Objectif a — Reproduisez à l'identique les lignes des données, depuis la toute première jusqu'à celle qui contient « - precip-cell: [512, 503, 525, 524] », cette dernière comprise.

Extrait du texte —
>>>
"Les mouvements des quatre éléments (feu, air, eau et terre), selon le léger et le lourd, et des corps composés. Ce sont les différences des corps et les phénomènes qui se rattachent à ces corps dont nous avons maintenant à parler. Tout d'abord, suivant en cela la conviction unanime, nous avons à distinguer le lourd absolu, qui siège au bas de toutes choses, et le léger absolu, qui est à la surface de toutes choses. Je dis absolu, en m'attachant au genre même du lourd et du léger, et seulement pour les corps dans lesquels ne sont pas unies ces deux déterminations. Par exemple, il apparaît manifestement que le feu, quelle que soit sa quantité, se porte vers le haut, si aucun obstacle ne s'y oppose en fait, et la terre vers le bas. Le mouvement est le même, quoique plus rapide, si la quantité augmente. Il en est tout autrement du lourd et du léger envisagés dans les corps auxquels ces deux qualités appartiennent l'une et l'autre ; et, en effet, tandis qu'ils montent à la surface de certains corps, ils sont placés tout au fond d'autres. Ainsi en est-il de l'air et de l'eau : ni l'un ni l'autre n'est absolument léger, ni absolument lourd ; il sont tous deux plus légers que la terre (car une de leurs parties, prise au hasard, monte à sa surface), et plus lourds que le feu (car une de leurs parties, quelle que soit sa quantité, repose au-dessous de lui) ; comparés l'un à l'autre, cependant, l'un est absolument lourd, et l'autre absolument léger, puisque l'air, quelle que soit sa quantité, monte à la surface de l'eau, et que l'eau, quelle que soit sa quantité, repose au-dessous de l'air.
Mais, puisque les autres corps possèdent, les uns la pesanteur, les autres la légèreté, il est évident que la présence en eux de ces déterminations réside dans la différence de leurs parties incomposées : suivant que l'une ou l'autre se rencontre tantôt en quantité plus grande, tantôt en quantité plus petite, les corps seront respectivement légers et lourds. Par conséquent, c'est de ces parties que nous devons parler, puisque tout le reste ne fait qu'obéir à ces parties premières, et c'est là précisément ce que nous conseillons de faire à ceux qui définissent le lourd par le plein, et le léger par le vide. S'il arrive, dès lors, que les mêmes corps ne sont pas regardés comme étant partout lourds et partout légers, c'est en raison des propriétés différentes de leurs corps premiers. Je veux dire que, dans l'air, par exemple, un talent de bois sera plus lourd qu'une mine de plomb, alors que, dans l'eau, le bois est plus léger. La cause en est que tous les éléments, à l'exception du feu, ont poids, et que tous, à l'exception de la terre, ont légèreté. La terre, donc, et tous les corps où la terre est élément prédominant, est nécessairement partout pesante, tandis que l'eau est pesante partout, sauf dans la terre, et l'air est pesant quand il n'est pas dans l'eau ou dans la terre, car dans l'emplacement qui leur est propre, tous les corps sont pesants, à l'exception du feu, même l'air. Une preuve, c'est qu'une vessie une fois gonflée pèse davantage que vide. Par suite, un corps qui a plus d'air que de terre et d'eau, peut bien être plus léger, dans l'eau, qu'un autre corps, tout en étant plus lourd que lui, dans l'air, puisqu'il ne monte pas à la surface de l'air, alors qu'il monte à la surface de l'eau."
<<<
[Une suite de lignes]
>>>
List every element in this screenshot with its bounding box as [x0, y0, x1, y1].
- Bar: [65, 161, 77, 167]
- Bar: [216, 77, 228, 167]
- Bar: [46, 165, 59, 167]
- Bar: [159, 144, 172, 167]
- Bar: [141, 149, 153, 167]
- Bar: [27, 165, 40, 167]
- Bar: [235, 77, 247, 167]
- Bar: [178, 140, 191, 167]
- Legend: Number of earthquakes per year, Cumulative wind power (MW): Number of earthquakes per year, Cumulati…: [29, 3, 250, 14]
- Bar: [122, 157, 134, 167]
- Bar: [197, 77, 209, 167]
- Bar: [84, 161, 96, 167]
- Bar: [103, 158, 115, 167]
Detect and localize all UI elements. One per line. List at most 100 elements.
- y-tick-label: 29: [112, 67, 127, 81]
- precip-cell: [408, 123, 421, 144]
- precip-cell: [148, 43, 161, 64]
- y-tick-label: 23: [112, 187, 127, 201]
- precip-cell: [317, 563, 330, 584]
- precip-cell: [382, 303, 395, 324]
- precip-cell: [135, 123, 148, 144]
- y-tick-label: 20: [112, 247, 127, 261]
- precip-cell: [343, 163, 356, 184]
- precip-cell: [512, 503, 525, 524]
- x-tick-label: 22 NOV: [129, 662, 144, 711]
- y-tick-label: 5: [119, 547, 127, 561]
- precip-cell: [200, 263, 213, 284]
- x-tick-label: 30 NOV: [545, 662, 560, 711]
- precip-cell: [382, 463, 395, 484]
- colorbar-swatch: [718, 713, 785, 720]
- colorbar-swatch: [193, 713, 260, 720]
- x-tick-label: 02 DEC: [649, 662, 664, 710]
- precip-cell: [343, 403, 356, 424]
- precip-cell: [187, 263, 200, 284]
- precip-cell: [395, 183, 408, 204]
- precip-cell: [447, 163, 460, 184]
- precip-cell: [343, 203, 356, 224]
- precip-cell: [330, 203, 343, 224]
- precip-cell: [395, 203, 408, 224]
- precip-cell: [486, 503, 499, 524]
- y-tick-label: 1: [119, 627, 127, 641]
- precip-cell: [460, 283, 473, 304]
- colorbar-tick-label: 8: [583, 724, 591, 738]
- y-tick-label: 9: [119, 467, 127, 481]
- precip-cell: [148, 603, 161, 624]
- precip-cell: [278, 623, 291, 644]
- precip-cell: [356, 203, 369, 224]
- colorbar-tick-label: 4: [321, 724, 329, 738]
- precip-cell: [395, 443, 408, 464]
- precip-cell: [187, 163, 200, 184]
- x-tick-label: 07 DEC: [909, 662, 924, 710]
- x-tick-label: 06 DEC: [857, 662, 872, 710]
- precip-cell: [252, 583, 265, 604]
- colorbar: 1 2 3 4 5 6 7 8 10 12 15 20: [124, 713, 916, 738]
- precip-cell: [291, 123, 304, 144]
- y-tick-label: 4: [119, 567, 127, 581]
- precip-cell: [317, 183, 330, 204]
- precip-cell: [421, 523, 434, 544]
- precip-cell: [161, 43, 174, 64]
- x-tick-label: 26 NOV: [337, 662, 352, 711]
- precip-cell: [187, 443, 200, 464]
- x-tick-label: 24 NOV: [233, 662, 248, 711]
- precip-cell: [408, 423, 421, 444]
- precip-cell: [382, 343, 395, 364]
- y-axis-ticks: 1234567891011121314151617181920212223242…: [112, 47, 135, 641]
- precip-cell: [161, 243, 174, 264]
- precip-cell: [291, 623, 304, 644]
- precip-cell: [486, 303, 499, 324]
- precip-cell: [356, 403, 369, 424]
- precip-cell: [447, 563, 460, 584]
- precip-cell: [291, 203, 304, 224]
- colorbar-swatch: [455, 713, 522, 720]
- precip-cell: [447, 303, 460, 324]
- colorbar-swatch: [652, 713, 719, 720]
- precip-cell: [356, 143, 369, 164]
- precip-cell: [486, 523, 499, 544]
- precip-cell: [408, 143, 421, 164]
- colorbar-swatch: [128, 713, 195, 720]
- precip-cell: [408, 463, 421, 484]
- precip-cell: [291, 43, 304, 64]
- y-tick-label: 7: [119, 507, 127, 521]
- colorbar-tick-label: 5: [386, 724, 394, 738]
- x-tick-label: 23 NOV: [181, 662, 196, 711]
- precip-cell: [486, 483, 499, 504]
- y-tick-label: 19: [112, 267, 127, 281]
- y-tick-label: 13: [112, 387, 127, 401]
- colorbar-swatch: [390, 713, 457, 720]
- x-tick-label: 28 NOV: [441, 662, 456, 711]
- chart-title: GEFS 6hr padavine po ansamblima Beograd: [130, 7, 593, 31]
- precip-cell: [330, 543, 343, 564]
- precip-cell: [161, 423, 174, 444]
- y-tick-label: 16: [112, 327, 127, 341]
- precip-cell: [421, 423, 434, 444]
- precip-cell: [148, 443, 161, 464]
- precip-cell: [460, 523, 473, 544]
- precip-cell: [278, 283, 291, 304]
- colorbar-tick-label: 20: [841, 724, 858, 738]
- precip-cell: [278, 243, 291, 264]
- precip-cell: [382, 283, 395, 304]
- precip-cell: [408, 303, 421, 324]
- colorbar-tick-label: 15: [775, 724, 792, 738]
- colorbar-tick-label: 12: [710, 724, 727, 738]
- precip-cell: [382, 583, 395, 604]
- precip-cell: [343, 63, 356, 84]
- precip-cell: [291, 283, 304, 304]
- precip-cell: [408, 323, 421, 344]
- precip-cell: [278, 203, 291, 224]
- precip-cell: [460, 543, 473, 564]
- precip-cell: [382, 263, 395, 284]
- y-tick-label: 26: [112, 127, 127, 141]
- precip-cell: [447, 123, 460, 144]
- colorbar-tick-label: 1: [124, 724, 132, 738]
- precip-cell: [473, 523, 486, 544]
<<<
Objectif b —
Répondez à ces questions sur le passage consacré au lourd et au léger.
(i) Vers où se porte le feu si aucun obstacle ne s'y oppose ?
(ii) Dans l'air, qu'est-ce qui est plus lourd qu'une mine de plomb ?
(iii) Quelle preuve est donnée que l'air est pesant dans son emplacement propre ?

Réponse correcte a —
List every element in this screenshot with its bounding box as [x0, y0, x1, y1].
- Bar: [65, 161, 77, 167]
- Bar: [216, 77, 228, 167]
- Bar: [46, 165, 59, 167]
- Bar: [159, 144, 172, 167]
- Bar: [141, 149, 153, 167]
- Bar: [27, 165, 40, 167]
- Bar: [235, 77, 247, 167]
- Bar: [178, 140, 191, 167]
- Legend: Number of earthquakes per year, Cumulative wind power (MW): Number of earthquakes per year, Cumulati…: [29, 3, 250, 14]
- Bar: [122, 157, 134, 167]
- Bar: [197, 77, 209, 167]
- Bar: [84, 161, 96, 167]
- Bar: [103, 158, 115, 167]
Detect and localize all UI elements. One per line. List at most 100 elements.
- y-tick-label: 29: [112, 67, 127, 81]
- precip-cell: [408, 123, 421, 144]
- precip-cell: [148, 43, 161, 64]
- y-tick-label: 23: [112, 187, 127, 201]
- precip-cell: [317, 563, 330, 584]
- precip-cell: [382, 303, 395, 324]
- precip-cell: [135, 123, 148, 144]
- y-tick-label: 20: [112, 247, 127, 261]
- precip-cell: [343, 163, 356, 184]
- precip-cell: [512, 503, 525, 524]

Réponse correcte b —
(i) Vers le haut.
(ii) Un talent de bois.
(iii) Une vessie gonflée pèse davantage que vide.